_Description of the task:_ All lines in the data bearing the string "inch" should be identified and copied.
⟨
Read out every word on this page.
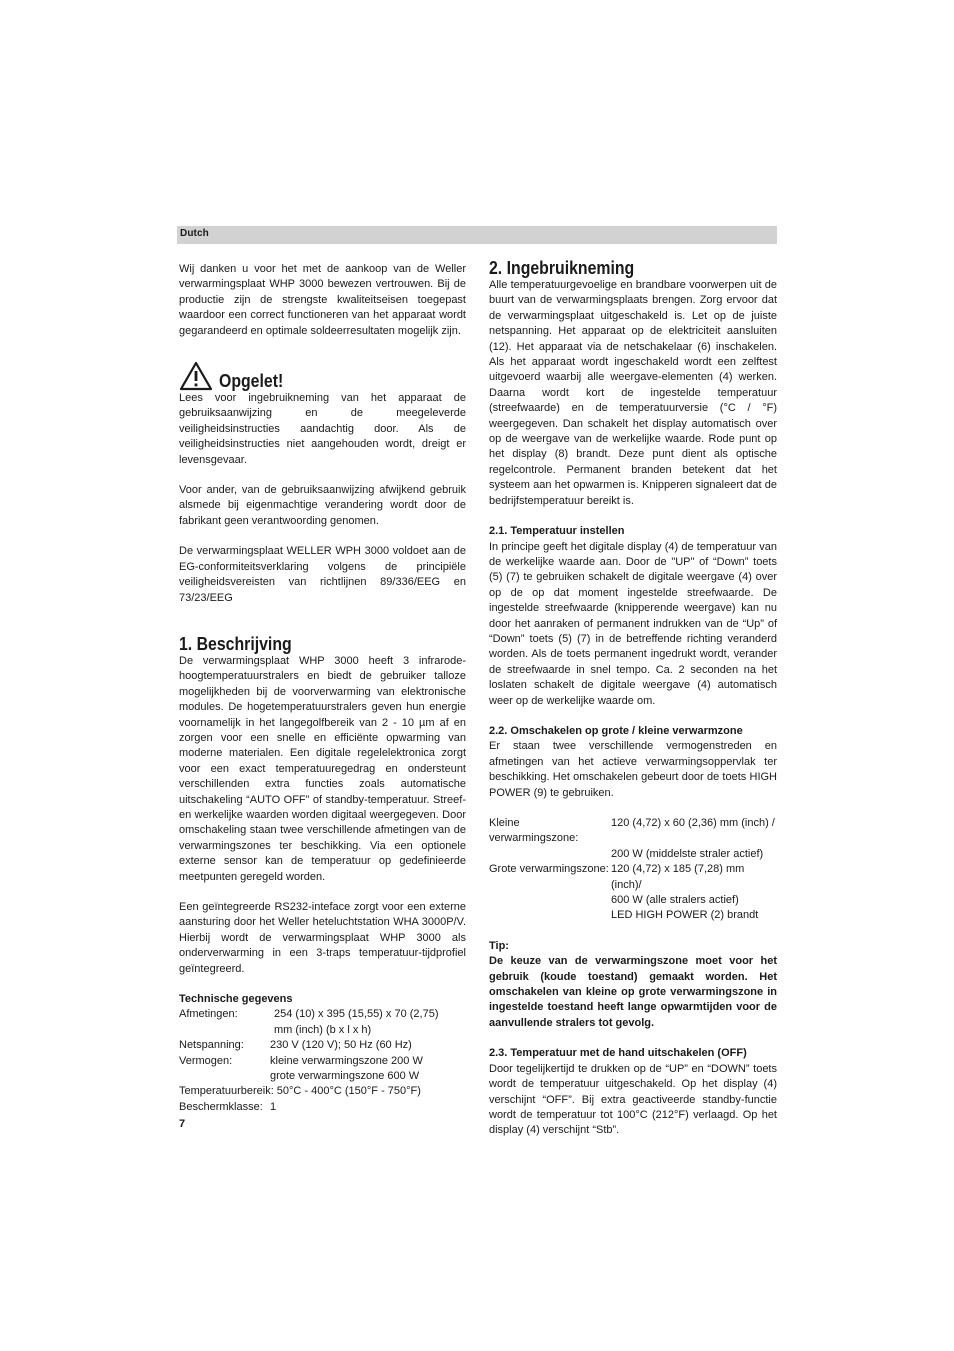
Dutch

Wij danken u voor het met de aankoop van de Weller verwarmingsplaat WHP 3000 bewezen vertrouwen. Bij de productie zijn de strengste kwaliteitseisen toegepast waardoor een correct functioneren van het apparaat wordt gegarandeerd en optimale soldeerresultaten mogelijk zijn.

Opgelet!

Lees voor ingebruikneming van het apparaat de gebruiksaanwijzing en de meegeleverde veiligheidsinstructies aandachtig door. Als de veiligheidsinstructies niet aangehouden wordt, dreigt er levensgevaar.

Voor ander, van de gebruiksaanwijzing afwijkend gebruik alsmede bij eigenmachtige verandering wordt door de fabrikant geen verantwoording genomen.

De verwarmingsplaat WELLER WPH 3000 voldoet aan de EG-conformiteitsverklaring volgens de principiële veiligheidsvereisten van richtlijnen 89/336/EEG en 73/23/EEG

1. Beschrijving

De verwarmingsplaat WHP 3000 heeft 3 infrarode-hoogtemperatuurstralers en biedt de gebruiker talloze mogelijkheden bij de voorverwarming van elektronische modules. De hogetemperatuurstralers geven hun energie voornamelijk in het langegolfbereik van 2 - 10 µm af en zorgen voor een snelle en efficiënte opwarming van moderne materialen. Een digitale regelelektronica zorgt voor een exact temperatuuregedrag en ondersteunt verschillenden extra functies zoals automatische uitschakeling “AUTO OFF” of standby-temperatuur. Streef- en werkelijke waarden worden digitaal weergegeven. Door omschakeling staan twee verschillende afmetingen van de verwarmingszones ter beschikking. Via een optionele externe sensor kan de temperatuur op gedefinieerde meetpunten geregeld worden.

Een geïntegreerde RS232-inteface zorgt voor een externe aansturing door het Weller heteluchtstation WHA 3000P/V. Hierbij wordt de verwarmingsplaat WHP 3000 als onderverwarming in een 3-traps temperatuur-tijdprofiel geïntegreerd.

Technische gegevens
Afmetingen:	254 (10) x 395 (15,55) x 70 (2,75)
mm (inch) (b x l x h)
Netspanning:	230 V (120 V); 50 Hz (60 Hz)
Vermogen:	kleine verwarmingszone 200 W
grote verwarmingszone 600 W
Temperatuurbereik: 50°C - 400°C (150°F - 750°F)
Beschermklasse: 1
2. Ingebruikneming

Alle temperatuurgevoelige en brandbare voorwerpen uit de buurt van de verwarmingsplaats brengen. Zorg ervoor dat de verwarmingsplaat uitgeschakeld is. Let op de juiste netspanning. Het apparaat op de elektriciteit aansluiten (12). Het apparaat via de netschakelaar (6) inschakelen. Als het apparaat wordt ingeschakeld wordt een zelftest uitgevoerd waarbij alle weergave-elementen (4) werken. Daarna wordt kort de ingestelde temperatuur (streefwaarde) en de temperatuurversie (°C / °F) weergegeven. Dan schakelt het display automatisch over op de weergave van de werkelijke waarde. Rode punt op het display (8) brandt. Deze punt dient als optische regelcontrole. Permanent branden betekent dat het systeem aan het opwarmen is. Knipperen signaleert dat de bedrijfstemperatuur bereikt is.

2.1. Temperatuur instellen

In principe geeft het digitale display (4) de temperatuur van de werkelijke waarde aan. Door de "UP" of “Down” toets (5) (7) te gebruiken schakelt de digitale weergave (4) over op de op dat moment ingestelde streefwaarde. De ingestelde streefwaarde (knipperende weergave) kan nu door het aanraken of permanent indrukken van de “Up” of “Down” toets (5) (7) in de betreffende richting veranderd worden. Als de toets permanent ingedrukt wordt, verander de streefwaarde in snel tempo. Ca. 2 seconden na het loslaten schakelt de digitale weergave (4) automatisch weer op de werkelijke waarde om.

2.2. Omschakelen op grote / kleine verwarmzone

Er staan twee verschillende vermogenstreden en afmetingen van het actieve verwarmingsoppervlak ter beschikking. Het omschakelen gebeurt door de toets HIGH POWER (9) te gebruiken.

Kleine verwarmingszone:
120 (4,72) x 60 (2,36) mm (inch) /
200 W (middelste straler actief)
Grote verwarmingszone: 120 (4,72) x 185 (7,28) mm (inch)/
600 W (alle stralers actief)
LED HIGH POWER (2) brandt
Tip:

De keuze van de verwarmingszone moet voor het gebruik (koude toestand) gemaakt worden. Het omschakelen van kleine op grote verwarmingszone in ingestelde toestand heeft lange opwarmtijden voor de aanvullende stralers tot gevolg.

2.3. Temperatuur met de hand uitschakelen (OFF)

Door tegelijkertijd te drukken op de “UP” en “DOWN” toets wordt de temperatuur uitgeschakeld. Op het display (4) verschijnt “OFF”. Bij extra geactiveerde standby-functie wordt de temperatuur tot 100°C (212°F) verlaagd. Op het display (4) verschijnt “Stb”.

7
⟩
_Completed exercise:_
mm (inch) (b x l x h)
120 (4,72) x 60 (2,36) mm (inch) /
Grote verwarmingszone: 120 (4,72) x 185 (7,28) mm (inch)/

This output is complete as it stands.